** start Material for this exercise **

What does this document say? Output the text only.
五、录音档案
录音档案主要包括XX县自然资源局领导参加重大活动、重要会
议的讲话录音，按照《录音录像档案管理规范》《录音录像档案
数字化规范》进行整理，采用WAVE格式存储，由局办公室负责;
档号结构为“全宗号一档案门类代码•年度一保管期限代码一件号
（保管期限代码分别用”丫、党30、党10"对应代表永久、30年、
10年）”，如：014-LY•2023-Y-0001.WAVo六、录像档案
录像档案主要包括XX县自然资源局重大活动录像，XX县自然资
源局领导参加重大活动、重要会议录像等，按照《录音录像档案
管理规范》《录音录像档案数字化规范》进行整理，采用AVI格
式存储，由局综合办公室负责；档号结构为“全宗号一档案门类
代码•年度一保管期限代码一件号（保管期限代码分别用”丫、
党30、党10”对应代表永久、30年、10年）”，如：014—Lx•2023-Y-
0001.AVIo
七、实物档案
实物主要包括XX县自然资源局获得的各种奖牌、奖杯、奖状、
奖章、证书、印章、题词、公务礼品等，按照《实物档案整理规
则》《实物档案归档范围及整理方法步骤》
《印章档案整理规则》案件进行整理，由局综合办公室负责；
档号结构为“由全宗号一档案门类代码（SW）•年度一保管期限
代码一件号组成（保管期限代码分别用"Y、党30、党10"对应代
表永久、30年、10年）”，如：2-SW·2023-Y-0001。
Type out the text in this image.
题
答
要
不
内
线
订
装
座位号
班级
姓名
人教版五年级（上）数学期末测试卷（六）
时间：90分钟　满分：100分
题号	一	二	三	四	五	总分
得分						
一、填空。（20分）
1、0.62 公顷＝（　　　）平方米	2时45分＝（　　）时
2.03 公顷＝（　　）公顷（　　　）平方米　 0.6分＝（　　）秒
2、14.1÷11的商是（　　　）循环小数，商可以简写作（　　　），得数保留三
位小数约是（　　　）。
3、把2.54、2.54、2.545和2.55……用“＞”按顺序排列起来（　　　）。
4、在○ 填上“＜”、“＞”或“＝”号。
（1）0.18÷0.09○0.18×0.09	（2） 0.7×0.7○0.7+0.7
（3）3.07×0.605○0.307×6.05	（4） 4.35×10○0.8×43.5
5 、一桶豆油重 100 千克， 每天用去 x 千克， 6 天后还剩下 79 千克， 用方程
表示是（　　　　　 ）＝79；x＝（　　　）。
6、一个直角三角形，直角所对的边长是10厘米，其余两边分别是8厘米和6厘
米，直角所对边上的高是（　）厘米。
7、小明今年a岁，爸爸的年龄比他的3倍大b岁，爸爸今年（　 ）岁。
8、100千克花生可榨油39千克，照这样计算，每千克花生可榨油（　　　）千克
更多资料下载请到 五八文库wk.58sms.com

** end Material for this exercise **

> **Your objective**
Quote each line of the data above exactly as written.

> **Complete response**
What does this document say? Output the text only.
五、录音档案
录音档案主要包括XX县自然资源局领导参加重大活动、重要会
议的讲话录音，按照《录音录像档案管理规范》《录音录像档案
数字化规范》进行整理，采用WAVE格式存储，由局办公室负责;
档号结构为“全宗号一档案门类代码•年度一保管期限代码一件号
（保管期限代码分别用”丫、党30、党10"对应代表永久、30年、
10年）”，如：014-LY•2023-Y-0001.WAVo六、录像档案
录像档案主要包括XX县自然资源局重大活动录像，XX县自然资
源局领导参加重大活动、重要会议录像等，按照《录音录像档案
管理规范》《录音录像档案数字化规范》进行整理，采用AVI格
式存储，由局综合办公室负责；档号结构为“全宗号一档案门类
代码•年度一保管期限代码一件号（保管期限代码分别用”丫、
党30、党10”对应代表永久、30年、10年）”，如：014—Lx•2023-Y-
0001.AVIo
七、实物档案
实物主要包括XX县自然资源局获得的各种奖牌、奖杯、奖状、
奖章、证书、印章、题词、公务礼品等，按照《实物档案整理规
则》《实物档案归档范围及整理方法步骤》
《印章档案整理规则》案件进行整理，由局综合办公室负责；
档号结构为“由全宗号一档案门类代码（SW）•年度一保管期限
代码一件号组成（保管期限代码分别用"Y、党30、党10"对应代
表永久、30年、10年）”，如：2-SW·2023-Y-0001。
Type out the text in this image.
题
答
要
不
内
线
订
装
座位号
班级
姓名
人教版五年级（上）数学期末测试卷（六）
时间：90分钟　满分：100分
题号	一	二	三	四	五	总分
得分						
一、填空。（20分）
1、0.62 公顷＝（　　　）平方米	2时45分＝（　　）时
2.03 公顷＝（　　）公顷（　　　）平方米　 0.6分＝（　　）秒
2、14.1÷11的商是（　　　）循环小数，商可以简写作（　　　），得数保留三
位小数约是（　　　）。
3、把2.54、2.54、2.545和2.55……用“＞”按顺序排列起来（　　　）。
4、在○ 填上“＜”、“＞”或“＝”号。
（1）0.18÷0.09○0.18×0.09	（2） 0.7×0.7○0.7+0.7
（3）3.07×0.605○0.307×6.05	（4） 4.35×10○0.8×43.5
5 、一桶豆油重 100 千克， 每天用去 x 千克， 6 天后还剩下 79 千克， 用方程
表示是（　　　　　 ）＝79；x＝（　　　）。
6、一个直角三角形，直角所对的边长是10厘米，其余两边分别是8厘米和6厘
米，直角所对边上的高是（　）厘米。
7、小明今年a岁，爸爸的年龄比他的3倍大b岁，爸爸今年（　 ）岁。
8、100千克花生可榨油39千克，照这样计算，每千克花生可榨油（　　　）千克
更多资料下载请到 五八文库wk.58sms.com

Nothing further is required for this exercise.